(Saved entries)
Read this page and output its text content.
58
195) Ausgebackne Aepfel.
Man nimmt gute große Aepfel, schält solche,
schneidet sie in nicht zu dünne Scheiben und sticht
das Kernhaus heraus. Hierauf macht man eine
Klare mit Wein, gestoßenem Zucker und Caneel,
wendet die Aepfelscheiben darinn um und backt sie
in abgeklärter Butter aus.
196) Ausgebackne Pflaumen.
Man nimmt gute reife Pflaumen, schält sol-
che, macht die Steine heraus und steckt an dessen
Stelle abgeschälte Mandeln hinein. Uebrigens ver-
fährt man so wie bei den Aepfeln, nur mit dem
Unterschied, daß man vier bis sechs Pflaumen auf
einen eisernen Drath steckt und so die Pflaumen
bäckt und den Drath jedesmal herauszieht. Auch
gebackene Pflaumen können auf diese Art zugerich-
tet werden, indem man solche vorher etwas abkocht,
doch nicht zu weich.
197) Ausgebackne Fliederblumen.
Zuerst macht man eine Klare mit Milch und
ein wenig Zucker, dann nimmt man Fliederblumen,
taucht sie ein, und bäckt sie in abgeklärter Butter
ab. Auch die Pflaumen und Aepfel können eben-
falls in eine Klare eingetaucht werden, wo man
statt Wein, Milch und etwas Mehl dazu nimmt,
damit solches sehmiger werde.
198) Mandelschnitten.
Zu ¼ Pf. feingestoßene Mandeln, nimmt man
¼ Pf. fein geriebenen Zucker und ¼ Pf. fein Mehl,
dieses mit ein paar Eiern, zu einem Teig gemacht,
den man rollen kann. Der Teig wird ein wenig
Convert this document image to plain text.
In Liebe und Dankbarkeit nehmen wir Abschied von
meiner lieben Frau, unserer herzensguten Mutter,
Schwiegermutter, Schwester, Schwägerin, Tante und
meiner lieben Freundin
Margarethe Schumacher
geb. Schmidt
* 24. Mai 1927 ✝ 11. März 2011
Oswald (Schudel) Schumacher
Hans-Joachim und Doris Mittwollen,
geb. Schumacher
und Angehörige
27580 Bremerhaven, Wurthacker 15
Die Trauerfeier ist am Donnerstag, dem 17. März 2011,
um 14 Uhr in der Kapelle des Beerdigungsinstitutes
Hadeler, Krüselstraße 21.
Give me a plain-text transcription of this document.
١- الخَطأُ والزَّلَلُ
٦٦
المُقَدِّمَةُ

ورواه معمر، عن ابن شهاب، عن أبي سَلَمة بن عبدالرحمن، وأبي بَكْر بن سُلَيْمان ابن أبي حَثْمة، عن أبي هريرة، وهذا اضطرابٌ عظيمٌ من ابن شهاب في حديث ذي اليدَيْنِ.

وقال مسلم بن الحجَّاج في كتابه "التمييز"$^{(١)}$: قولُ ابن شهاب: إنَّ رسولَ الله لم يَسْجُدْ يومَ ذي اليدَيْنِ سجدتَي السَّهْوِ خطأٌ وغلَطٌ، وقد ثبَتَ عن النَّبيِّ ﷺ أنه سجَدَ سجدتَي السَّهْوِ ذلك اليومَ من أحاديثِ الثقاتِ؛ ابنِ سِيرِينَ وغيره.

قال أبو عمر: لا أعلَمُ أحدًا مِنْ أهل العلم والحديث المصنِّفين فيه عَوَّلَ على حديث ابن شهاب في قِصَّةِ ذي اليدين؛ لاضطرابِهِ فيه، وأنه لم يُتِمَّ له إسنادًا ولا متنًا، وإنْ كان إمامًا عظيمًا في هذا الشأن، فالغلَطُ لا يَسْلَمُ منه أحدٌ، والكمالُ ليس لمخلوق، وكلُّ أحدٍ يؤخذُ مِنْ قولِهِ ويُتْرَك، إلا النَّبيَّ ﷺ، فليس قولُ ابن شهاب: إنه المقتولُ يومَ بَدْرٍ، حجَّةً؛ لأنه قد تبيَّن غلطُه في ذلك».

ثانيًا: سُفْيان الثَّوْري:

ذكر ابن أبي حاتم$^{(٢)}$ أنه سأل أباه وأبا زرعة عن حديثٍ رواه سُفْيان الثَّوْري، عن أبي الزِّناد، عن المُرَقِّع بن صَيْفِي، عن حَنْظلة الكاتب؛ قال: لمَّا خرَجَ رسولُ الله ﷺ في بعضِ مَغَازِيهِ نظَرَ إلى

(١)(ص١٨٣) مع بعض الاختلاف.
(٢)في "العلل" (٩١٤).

Directions: Write out the whole listing again. Match it word for word.

Answer to the exercise:
Read this page and output its text content.
58
195) Ausgebackne Aepfel.
Man nimmt gute große Aepfel, schält solche,
schneidet sie in nicht zu dünne Scheiben und sticht
das Kernhaus heraus. Hierauf macht man eine
Klare mit Wein, gestoßenem Zucker und Caneel,
wendet die Aepfelscheiben darinn um und backt sie
in abgeklärter Butter aus.
196) Ausgebackne Pflaumen.
Man nimmt gute reife Pflaumen, schält sol-
che, macht die Steine heraus und steckt an dessen
Stelle abgeschälte Mandeln hinein. Uebrigens ver-
fährt man so wie bei den Aepfeln, nur mit dem
Unterschied, daß man vier bis sechs Pflaumen auf
einen eisernen Drath steckt und so die Pflaumen
bäckt und den Drath jedesmal herauszieht. Auch
gebackene Pflaumen können auf diese Art zugerich-
tet werden, indem man solche vorher etwas abkocht,
doch nicht zu weich.
197) Ausgebackne Fliederblumen.
Zuerst macht man eine Klare mit Milch und
ein wenig Zucker, dann nimmt man Fliederblumen,
taucht sie ein, und bäckt sie in abgeklärter Butter
ab. Auch die Pflaumen und Aepfel können eben-
falls in eine Klare eingetaucht werden, wo man
statt Wein, Milch und etwas Mehl dazu nimmt,
damit solches sehmiger werde.
198) Mandelschnitten.
Zu ¼ Pf. feingestoßene Mandeln, nimmt man
¼ Pf. fein geriebenen Zucker und ¼ Pf. fein Mehl,
dieses mit ein paar Eiern, zu einem Teig gemacht,
den man rollen kann. Der Teig wird ein wenig
Convert this document image to plain text.
In Liebe und Dankbarkeit nehmen wir Abschied von
meiner lieben Frau, unserer herzensguten Mutter,
Schwiegermutter, Schwester, Schwägerin, Tante und
meiner lieben Freundin
Margarethe Schumacher
geb. Schmidt
* 24. Mai 1927 ✝ 11. März 2011
Oswald (Schudel) Schumacher
Hans-Joachim und Doris Mittwollen,
geb. Schumacher
und Angehörige
27580 Bremerhaven, Wurthacker 15
Die Trauerfeier ist am Donnerstag, dem 17. März 2011,
um 14 Uhr in der Kapelle des Beerdigungsinstitutes
Hadeler, Krüselstraße 21.
Give me a plain-text transcription of this document.
١- الخَطأُ والزَّلَلُ
٦٦
المُقَدِّمَةُ

ورواه معمر، عن ابن شهاب، عن أبي سَلَمة بن عبدالرحمن، وأبي بَكْر بن سُلَيْمان ابن أبي حَثْمة، عن أبي هريرة، وهذا اضطرابٌ عظيمٌ من ابن شهاب في حديث ذي اليدَيْنِ.

وقال مسلم بن الحجَّاج في كتابه "التمييز"$^{(١)}$: قولُ ابن شهاب: إنَّ رسولَ الله لم يَسْجُدْ يومَ ذي اليدَيْنِ سجدتَي السَّهْوِ خطأٌ وغلَطٌ، وقد ثبَتَ عن النَّبيِّ ﷺ أنه سجَدَ سجدتَي السَّهْوِ ذلك اليومَ من أحاديثِ الثقاتِ؛ ابنِ سِيرِينَ وغيره.

قال أبو عمر: لا أعلَمُ أحدًا مِنْ أهل العلم والحديث المصنِّفين فيه عَوَّلَ على حديث ابن شهاب في قِصَّةِ ذي اليدين؛ لاضطرابِهِ فيه، وأنه لم يُتِمَّ له إسنادًا ولا متنًا، وإنْ كان إمامًا عظيمًا في هذا الشأن، فالغلَطُ لا يَسْلَمُ منه أحدٌ، والكمالُ ليس لمخلوق، وكلُّ أحدٍ يؤخذُ مِنْ قولِهِ ويُتْرَك، إلا النَّبيَّ ﷺ، فليس قولُ ابن شهاب: إنه المقتولُ يومَ بَدْرٍ، حجَّةً؛ لأنه قد تبيَّن غلطُه في ذلك».

ثانيًا: سُفْيان الثَّوْري:

ذكر ابن أبي حاتم$^{(٢)}$ أنه سأل أباه وأبا زرعة عن حديثٍ رواه سُفْيان الثَّوْري، عن أبي الزِّناد، عن المُرَقِّع بن صَيْفِي، عن حَنْظلة الكاتب؛ قال: لمَّا خرَجَ رسولُ الله ﷺ في بعضِ مَغَازِيهِ نظَرَ إلى

(١)(ص١٨٣) مع بعض الاختلاف.
(٢)في "العلل" (٩١٤).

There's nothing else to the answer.